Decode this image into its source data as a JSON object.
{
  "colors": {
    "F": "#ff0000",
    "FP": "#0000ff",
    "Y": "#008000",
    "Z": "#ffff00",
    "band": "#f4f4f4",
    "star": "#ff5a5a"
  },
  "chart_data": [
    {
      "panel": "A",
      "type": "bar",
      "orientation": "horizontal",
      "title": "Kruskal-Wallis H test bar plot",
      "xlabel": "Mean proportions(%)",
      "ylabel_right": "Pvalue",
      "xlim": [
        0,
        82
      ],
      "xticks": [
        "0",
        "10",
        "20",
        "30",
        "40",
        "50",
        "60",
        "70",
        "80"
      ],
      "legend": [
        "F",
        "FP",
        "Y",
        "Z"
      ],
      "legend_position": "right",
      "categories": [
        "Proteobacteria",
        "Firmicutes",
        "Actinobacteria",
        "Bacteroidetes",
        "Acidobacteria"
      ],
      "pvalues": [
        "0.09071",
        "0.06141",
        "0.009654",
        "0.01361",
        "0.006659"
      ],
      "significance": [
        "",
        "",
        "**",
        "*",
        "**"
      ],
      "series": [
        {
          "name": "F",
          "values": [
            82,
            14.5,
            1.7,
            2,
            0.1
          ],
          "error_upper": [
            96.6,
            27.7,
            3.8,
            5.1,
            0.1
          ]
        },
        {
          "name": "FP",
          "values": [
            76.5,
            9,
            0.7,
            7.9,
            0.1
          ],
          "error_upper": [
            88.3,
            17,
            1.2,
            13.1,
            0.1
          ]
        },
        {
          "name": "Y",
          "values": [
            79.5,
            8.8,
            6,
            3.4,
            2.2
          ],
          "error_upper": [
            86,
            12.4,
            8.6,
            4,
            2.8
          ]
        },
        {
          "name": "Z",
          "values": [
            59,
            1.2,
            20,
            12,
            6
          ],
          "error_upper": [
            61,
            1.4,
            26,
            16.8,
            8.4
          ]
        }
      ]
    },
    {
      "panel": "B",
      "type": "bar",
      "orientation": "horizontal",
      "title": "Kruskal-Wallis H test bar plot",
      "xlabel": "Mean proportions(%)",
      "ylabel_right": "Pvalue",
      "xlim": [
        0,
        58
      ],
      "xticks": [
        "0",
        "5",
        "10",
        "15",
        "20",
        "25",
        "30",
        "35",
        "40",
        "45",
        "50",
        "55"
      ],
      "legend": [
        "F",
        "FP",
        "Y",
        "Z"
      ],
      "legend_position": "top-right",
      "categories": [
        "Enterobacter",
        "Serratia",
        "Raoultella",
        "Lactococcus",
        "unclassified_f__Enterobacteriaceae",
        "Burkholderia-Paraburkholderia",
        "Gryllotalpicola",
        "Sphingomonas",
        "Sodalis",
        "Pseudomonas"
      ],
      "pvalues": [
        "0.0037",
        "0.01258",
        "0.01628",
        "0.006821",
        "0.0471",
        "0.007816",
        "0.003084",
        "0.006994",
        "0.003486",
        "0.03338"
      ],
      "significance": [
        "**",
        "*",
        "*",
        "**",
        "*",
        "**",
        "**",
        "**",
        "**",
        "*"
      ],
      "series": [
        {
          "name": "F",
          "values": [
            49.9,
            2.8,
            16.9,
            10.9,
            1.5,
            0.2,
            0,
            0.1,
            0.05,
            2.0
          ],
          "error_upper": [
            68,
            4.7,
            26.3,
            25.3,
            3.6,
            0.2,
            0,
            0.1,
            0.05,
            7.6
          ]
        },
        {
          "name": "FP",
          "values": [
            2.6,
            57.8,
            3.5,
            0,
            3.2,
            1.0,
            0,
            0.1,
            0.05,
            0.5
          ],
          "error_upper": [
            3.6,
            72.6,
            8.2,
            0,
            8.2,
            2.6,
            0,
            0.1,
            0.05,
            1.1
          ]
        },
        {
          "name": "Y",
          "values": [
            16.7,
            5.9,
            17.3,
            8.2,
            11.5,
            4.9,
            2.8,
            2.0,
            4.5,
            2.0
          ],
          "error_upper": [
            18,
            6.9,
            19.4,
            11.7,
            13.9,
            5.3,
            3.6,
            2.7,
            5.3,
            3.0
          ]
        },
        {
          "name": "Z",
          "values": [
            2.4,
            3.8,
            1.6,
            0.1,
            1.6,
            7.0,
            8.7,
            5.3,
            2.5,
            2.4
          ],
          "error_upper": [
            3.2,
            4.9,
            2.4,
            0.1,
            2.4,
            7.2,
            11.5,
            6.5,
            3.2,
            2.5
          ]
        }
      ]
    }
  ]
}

——————

> [ASSIGNED TASK]: Repeat each line of the data exactly as it appears above.

> [RESULT OF THE TASK]:
Decode this image into its source data as a JSON object.
{
  "colors": {
    "F": "#ff0000",
    "FP": "#0000ff",
    "Y": "#008000",
    "Z": "#ffff00",
    "band": "#f4f4f4",
    "star": "#ff5a5a"
  },
  "chart_data": [
    {
      "panel": "A",
      "type": "bar",
      "orientation": "horizontal",
      "title": "Kruskal-Wallis H test bar plot",
      "xlabel": "Mean proportions(%)",
      "ylabel_right": "Pvalue",
      "xlim": [
        0,
        82
      ],
      "xticks": [
        "0",
        "10",
        "20",
        "30",
        "40",
        "50",
        "60",
        "70",
        "80"
      ],
      "legend": [
        "F",
        "FP",
        "Y",
        "Z"
      ],
      "legend_position": "right",
      "categories": [
        "Proteobacteria",
        "Firmicutes",
        "Actinobacteria",
        "Bacteroidetes",
        "Acidobacteria"
      ],
      "pvalues": [
        "0.09071",
        "0.06141",
        "0.009654",
        "0.01361",
        "0.006659"
      ],
      "significance": [
        "",
        "",
        "**",
        "*",
        "**"
      ],
      "series": [
        {
          "name": "F",
          "values": [
            82,
            14.5,
            1.7,
            2,
            0.1
          ],
          "error_upper": [
            96.6,
            27.7,
            3.8,
            5.1,
            0.1
          ]
        },
        {
          "name": "FP",
          "values": [
            76.5,
            9,
            0.7,
            7.9,
            0.1
          ],
          "error_upper": [
            88.3,
            17,
            1.2,
            13.1,
            0.1
          ]
        },
        {
          "name": "Y",
          "values": [
            79.5,
            8.8,
            6,
            3.4,
            2.2
          ],
          "error_upper": [
            86,
            12.4,
            8.6,
            4,
            2.8
          ]
        },
        {
          "name": "Z",
          "values": [
            59,
            1.2,
            20,
            12,
            6
          ],
          "error_upper": [
            61,
            1.4,
            26,
            16.8,
            8.4
          ]
        }
      ]
    },
    {
      "panel": "B",
      "type": "bar",
      "orientation": "horizontal",
      "title": "Kruskal-Wallis H test bar plot",
      "xlabel": "Mean proportions(%)",
      "ylabel_right": "Pvalue",
      "xlim": [
        0,
        58
      ],
      "xticks": [
        "0",
        "5",
        "10",
        "15",
        "20",
        "25",
        "30",
        "35",
        "40",
        "45",
        "50",
        "55"
      ],
      "legend": [
        "F",
        "FP",
        "Y",
        "Z"
      ],
      "legend_position": "top-right",
      "categories": [
        "Enterobacter",
        "Serratia",
        "Raoultella",
        "Lactococcus",
        "unclassified_f__Enterobacteriaceae",
        "Burkholderia-Paraburkholderia",
        "Gryllotalpicola",
        "Sphingomonas",
        "Sodalis",
        "Pseudomonas"
      ],
      "pvalues": [
        "0.0037",
        "0.01258",
        "0.01628",
        "0.006821",
        "0.0471",
        "0.007816",
        "0.003084",
        "0.006994",
        "0.003486",
        "0.03338"
      ],
      "significance": [
        "**",
        "*",
        "*",
        "**",
        "*",
        "**",
        "**",
        "**",
        "**",
        "*"
      ],
      "series": [
        {
          "name": "F",
          "values": [
            49.9,
            2.8,
            16.9,
            10.9,
            1.5,
            0.2,
            0,
            0.1,
            0.05,
            2.0
          ],
          "error_upper": [
            68,
            4.7,
            26.3,
            25.3,
            3.6,
            0.2,
            0,
            0.1,
            0.05,
            7.6
          ]
        },
        {
          "name": "FP",
          "values": [
            2.6,
            57.8,
            3.5,
            0,
            3.2,
            1.0,
            0,
            0.1,
            0.05,
            0.5
          ],
          "error_upper": [
            3.6,
            72.6,
            8.2,
            0,
            8.2,
            2.6,
            0,
            0.1,
            0.05,
            1.1
          ]
        },
        {
          "name": "Y",
          "values": [
            16.7,
            5.9,
            17.3,
            8.2,
            11.5,
            4.9,
            2.8,
            2.0,
            4.5,
            2.0
          ],
          "error_upper": [
            18,
            6.9,
            19.4,
            11.7,
            13.9,
            5.3,
            3.6,
            2.7,
            5.3,
            3.0
          ]
        },
        {
          "name": "Z",
          "values": [
            2.4,
            3.8,
            1.6,
            0.1,
            1.6,
            7.0,
            8.7,
            5.3,
            2.5,
            2.4
          ],
          "error_upper": [
            3.2,
            4.9,
            2.4,
            0.1,
            2.4,
            7.2,
            11.5,
            6.5,
            3.2,
            2.5
          ]
        }
      ]
    }
  ]
}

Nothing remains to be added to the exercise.